YOUR OBJECTIVE →
Write out each line of the listing as it stands, without the images.

RECORDS SUPPLIED →

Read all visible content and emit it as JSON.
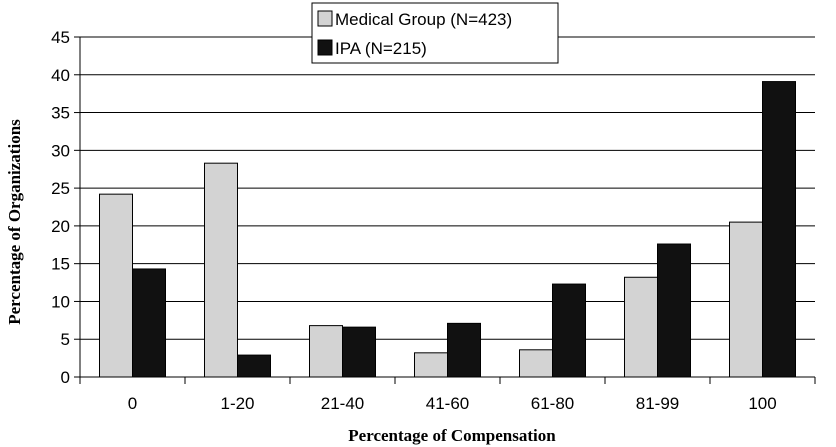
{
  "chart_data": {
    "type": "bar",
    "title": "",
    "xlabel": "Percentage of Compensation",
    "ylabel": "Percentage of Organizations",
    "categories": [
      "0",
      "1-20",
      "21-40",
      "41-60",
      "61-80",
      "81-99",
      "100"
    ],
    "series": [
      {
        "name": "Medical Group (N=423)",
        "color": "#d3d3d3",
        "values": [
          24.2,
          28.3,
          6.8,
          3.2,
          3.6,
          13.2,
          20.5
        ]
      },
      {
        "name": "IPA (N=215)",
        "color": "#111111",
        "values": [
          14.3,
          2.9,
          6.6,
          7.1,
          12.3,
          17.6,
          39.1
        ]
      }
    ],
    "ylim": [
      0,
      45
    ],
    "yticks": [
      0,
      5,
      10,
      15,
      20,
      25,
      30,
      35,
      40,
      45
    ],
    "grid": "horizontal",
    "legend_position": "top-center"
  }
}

WRITTEN RESPONSE →
Read all visible content and emit it as JSON.
{
  "chart_data": {
    "type": "bar",
    "title": "",
    "xlabel": "Percentage of Compensation",
    "ylabel": "Percentage of Organizations",
    "categories": [
      "0",
      "1-20",
      "21-40",
      "41-60",
      "61-80",
      "81-99",
      "100"
    ],
    "series": [
      {
        "name": "Medical Group (N=423)",
        "color": "#d3d3d3",
        "values": [
          24.2,
          28.3,
          6.8,
          3.2,
          3.6,
          13.2,
          20.5
        ]
      },
      {
        "name": "IPA (N=215)",
        "color": "#111111",
        "values": [
          14.3,
          2.9,
          6.6,
          7.1,
          12.3,
          17.6,
          39.1
        ]
      }
    ],
    "ylim": [
      0,
      45
    ],
    "yticks": [
      0,
      5,
      10,
      15,
      20,
      25,
      30,
      35,
      40,
      45
    ],
    "grid": "horizontal",
    "legend_position": "top-center"
  }
}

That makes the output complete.